• _TRECHO SELECIONADO_:

Que coisa curiosa. Na mesma noite em que aprovou um projeto que aperta o cerco a quem deve ao Estado, o Senado autorizou o Estado a dar um calote em seus credores.
Um código para punir o malandro e premiar o bom pagador
A proposta que dificulta a vida do devedor de impostos, o projeto de lei complementar (PLP) 125/2022, ganhou o sugestivo nome de Código de Defesa do Contribuinte.
Construído a partir de sugestões de uma comissão de juristas, o texto busca equilibrar a proteção aos direitos do contribuinte com o combate à sonegação e ao dito devedor contumaz.
De um lado, privilegia aquele que cumpre as obrigações, historicamente tratado como otário. O bom pagador poderá, por exemplo, ganhar desconto de até 3% no pagamento da CSLL e terá preferência em licitações e prioridade em demandas ao Fisco. A proposta também prevê mecanismos para ajudar quem passa sufoco mas quer pagar o que deve.

• _ENUNCIADO DO EXERCÍCIO_: Reescreva a parte do trecho selecionado entre "Que coisa curiosa." e "em seus credores.", inclusive, trocando "Senado" por "Congresso". A listagem não tem nenhum papel nesta tarefa.

• _MATERIAL REUNIDO_:
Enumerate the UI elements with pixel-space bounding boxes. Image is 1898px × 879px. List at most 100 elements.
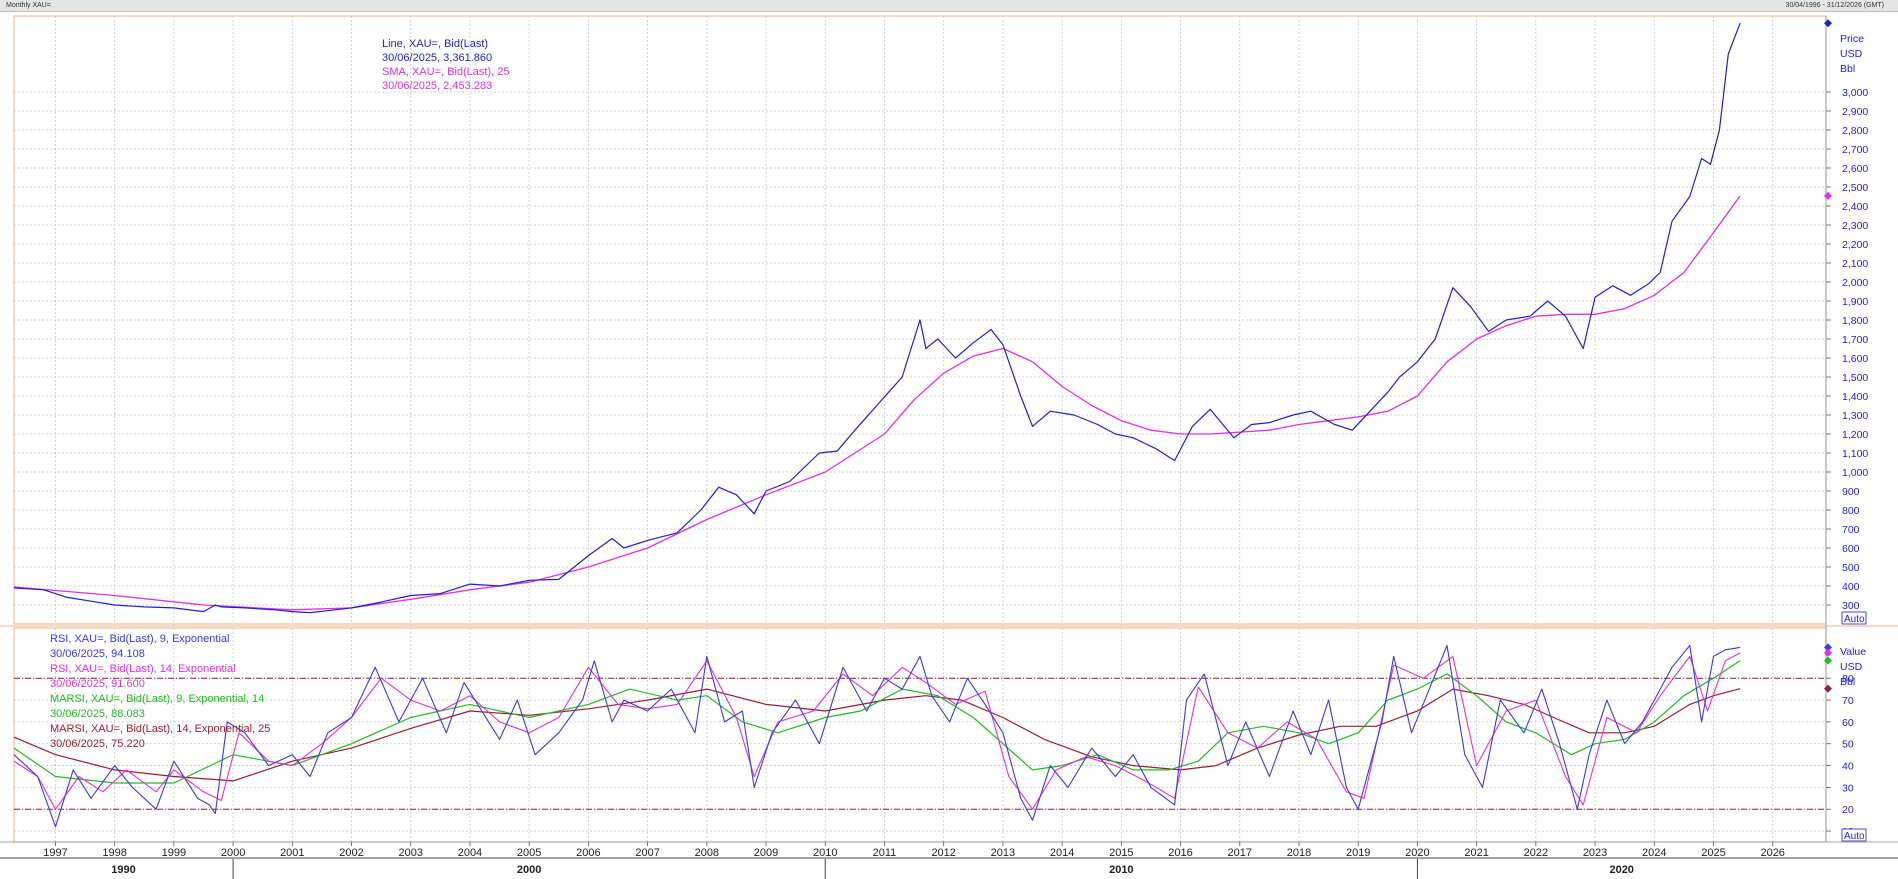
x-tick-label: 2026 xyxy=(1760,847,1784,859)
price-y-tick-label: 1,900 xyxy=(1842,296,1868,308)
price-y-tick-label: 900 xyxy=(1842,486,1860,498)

• _RESPOSTA_:
Que coisa curiosa. Na mesma noite em que aprovou um projeto que aperta o cerco a quem deve ao Estado, o Congresso autorizou o Estado a dar um calote em seus credores.